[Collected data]
>> Start
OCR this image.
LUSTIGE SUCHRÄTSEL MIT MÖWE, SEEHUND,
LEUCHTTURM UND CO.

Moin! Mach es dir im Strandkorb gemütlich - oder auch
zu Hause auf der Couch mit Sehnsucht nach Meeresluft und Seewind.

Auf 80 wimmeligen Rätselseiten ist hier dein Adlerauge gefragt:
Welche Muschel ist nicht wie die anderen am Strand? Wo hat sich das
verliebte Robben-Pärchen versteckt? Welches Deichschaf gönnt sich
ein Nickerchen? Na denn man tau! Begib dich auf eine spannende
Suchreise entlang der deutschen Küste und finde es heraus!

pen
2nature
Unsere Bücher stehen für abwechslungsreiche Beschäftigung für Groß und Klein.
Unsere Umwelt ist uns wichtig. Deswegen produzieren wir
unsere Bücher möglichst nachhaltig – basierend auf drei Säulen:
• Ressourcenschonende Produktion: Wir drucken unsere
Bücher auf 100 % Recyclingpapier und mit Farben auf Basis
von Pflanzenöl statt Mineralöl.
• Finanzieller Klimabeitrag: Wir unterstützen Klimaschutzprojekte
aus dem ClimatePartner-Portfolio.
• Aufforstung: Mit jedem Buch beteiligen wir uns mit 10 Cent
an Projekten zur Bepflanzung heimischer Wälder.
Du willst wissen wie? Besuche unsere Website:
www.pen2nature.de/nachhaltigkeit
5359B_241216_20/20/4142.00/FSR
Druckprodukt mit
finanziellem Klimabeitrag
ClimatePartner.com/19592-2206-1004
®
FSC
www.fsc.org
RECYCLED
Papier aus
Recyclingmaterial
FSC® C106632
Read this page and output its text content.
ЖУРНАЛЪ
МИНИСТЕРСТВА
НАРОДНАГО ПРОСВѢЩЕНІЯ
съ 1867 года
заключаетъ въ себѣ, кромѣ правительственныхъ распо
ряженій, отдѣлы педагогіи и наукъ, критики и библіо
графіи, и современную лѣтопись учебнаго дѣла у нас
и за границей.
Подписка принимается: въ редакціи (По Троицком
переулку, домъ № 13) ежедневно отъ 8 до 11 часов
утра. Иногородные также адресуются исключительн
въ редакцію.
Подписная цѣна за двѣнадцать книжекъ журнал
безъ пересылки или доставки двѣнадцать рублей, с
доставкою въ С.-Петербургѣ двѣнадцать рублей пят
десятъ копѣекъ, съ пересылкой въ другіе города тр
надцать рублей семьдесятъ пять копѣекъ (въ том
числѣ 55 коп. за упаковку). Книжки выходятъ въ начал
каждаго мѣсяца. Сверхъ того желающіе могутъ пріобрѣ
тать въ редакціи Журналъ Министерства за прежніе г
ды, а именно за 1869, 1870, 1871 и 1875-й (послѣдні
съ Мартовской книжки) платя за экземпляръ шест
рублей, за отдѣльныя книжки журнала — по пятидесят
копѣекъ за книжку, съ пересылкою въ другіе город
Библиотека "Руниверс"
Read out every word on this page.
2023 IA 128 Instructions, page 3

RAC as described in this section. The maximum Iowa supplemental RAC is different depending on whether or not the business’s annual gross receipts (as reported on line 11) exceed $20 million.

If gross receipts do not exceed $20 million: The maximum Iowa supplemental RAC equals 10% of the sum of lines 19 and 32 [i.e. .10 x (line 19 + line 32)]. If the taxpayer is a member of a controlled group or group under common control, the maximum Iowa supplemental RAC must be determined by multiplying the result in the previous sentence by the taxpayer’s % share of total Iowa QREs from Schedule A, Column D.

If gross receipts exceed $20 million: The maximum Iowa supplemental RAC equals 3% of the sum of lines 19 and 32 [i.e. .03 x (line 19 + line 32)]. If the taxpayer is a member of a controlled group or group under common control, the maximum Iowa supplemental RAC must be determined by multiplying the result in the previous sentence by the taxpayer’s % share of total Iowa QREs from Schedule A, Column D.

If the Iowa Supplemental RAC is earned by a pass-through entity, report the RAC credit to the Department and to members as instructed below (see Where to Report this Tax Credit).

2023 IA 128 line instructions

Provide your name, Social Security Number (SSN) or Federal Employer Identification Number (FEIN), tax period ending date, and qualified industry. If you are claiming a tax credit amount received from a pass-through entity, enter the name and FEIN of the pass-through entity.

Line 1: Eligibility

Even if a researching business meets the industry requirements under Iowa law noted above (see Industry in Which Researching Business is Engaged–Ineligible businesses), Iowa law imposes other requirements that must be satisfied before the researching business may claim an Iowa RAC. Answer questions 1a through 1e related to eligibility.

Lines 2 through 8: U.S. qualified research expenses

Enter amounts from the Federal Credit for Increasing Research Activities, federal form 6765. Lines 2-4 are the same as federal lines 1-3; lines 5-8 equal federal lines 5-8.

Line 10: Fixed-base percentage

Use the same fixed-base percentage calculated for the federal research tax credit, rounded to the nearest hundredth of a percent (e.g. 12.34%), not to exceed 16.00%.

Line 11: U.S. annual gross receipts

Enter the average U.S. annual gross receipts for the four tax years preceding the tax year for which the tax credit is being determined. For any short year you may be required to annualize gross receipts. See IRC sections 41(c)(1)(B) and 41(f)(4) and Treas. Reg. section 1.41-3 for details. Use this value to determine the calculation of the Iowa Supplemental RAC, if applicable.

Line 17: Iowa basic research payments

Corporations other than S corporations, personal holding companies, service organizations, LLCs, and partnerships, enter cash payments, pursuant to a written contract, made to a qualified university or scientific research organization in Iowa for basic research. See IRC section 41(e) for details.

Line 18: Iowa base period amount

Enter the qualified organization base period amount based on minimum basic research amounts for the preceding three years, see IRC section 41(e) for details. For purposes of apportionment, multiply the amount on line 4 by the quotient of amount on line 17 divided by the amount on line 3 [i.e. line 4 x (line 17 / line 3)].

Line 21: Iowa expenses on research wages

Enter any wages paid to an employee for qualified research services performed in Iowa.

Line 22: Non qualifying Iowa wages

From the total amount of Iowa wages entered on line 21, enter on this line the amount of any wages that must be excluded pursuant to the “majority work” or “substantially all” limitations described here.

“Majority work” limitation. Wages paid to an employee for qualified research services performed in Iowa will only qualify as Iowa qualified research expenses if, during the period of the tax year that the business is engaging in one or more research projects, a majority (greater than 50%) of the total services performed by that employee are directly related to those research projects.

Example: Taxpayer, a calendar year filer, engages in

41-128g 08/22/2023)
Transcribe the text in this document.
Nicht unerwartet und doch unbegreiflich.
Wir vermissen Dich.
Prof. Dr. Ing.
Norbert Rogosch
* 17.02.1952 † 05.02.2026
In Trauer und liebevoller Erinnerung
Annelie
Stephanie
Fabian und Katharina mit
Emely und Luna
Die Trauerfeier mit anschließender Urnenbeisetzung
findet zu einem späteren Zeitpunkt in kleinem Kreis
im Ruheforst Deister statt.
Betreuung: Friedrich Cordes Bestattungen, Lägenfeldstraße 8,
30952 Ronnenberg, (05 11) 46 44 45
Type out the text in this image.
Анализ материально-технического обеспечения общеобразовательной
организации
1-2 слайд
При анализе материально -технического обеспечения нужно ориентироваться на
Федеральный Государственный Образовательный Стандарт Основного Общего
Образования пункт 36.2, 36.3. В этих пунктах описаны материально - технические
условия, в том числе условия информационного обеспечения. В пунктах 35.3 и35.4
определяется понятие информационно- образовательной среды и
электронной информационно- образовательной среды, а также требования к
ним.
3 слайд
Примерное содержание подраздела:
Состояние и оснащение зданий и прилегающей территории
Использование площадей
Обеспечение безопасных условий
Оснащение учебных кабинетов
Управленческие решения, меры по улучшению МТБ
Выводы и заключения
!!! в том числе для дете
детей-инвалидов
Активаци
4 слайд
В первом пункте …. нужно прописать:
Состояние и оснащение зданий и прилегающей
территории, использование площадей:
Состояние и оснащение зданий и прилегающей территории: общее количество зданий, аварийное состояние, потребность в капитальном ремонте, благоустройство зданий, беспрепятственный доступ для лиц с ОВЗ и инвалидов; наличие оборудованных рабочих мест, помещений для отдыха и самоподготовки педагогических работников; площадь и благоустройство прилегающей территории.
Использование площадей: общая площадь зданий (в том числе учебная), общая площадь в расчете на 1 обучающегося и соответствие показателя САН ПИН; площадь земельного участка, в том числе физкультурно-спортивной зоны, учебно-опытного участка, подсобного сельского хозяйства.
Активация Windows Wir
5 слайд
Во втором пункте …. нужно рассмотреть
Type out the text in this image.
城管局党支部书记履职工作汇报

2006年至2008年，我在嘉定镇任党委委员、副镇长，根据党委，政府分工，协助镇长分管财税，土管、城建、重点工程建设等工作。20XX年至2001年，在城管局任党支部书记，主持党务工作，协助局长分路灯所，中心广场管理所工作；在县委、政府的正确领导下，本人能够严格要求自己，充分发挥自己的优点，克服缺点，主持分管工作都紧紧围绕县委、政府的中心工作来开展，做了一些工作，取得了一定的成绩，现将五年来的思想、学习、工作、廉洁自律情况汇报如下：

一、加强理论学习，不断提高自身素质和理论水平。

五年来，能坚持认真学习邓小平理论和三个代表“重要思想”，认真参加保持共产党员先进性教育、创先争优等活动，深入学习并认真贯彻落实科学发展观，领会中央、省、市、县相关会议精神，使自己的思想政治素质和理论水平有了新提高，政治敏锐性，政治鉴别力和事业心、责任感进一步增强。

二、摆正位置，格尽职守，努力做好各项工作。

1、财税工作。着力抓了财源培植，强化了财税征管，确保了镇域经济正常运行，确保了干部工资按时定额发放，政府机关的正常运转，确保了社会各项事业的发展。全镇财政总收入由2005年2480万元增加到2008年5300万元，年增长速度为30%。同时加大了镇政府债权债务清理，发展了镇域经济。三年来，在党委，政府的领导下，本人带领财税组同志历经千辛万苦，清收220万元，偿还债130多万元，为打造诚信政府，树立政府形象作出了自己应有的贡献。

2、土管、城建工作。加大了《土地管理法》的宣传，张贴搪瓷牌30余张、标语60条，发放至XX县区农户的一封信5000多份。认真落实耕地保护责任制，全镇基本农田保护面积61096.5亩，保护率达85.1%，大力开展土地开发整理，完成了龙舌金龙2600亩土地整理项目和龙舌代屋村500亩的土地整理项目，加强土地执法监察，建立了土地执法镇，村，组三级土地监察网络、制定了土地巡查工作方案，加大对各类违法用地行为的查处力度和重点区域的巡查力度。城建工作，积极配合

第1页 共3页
>> End
Aim of the task =
Work through the data and report how many of its lines hold the word "пункте", giving only the figure.

The result =
2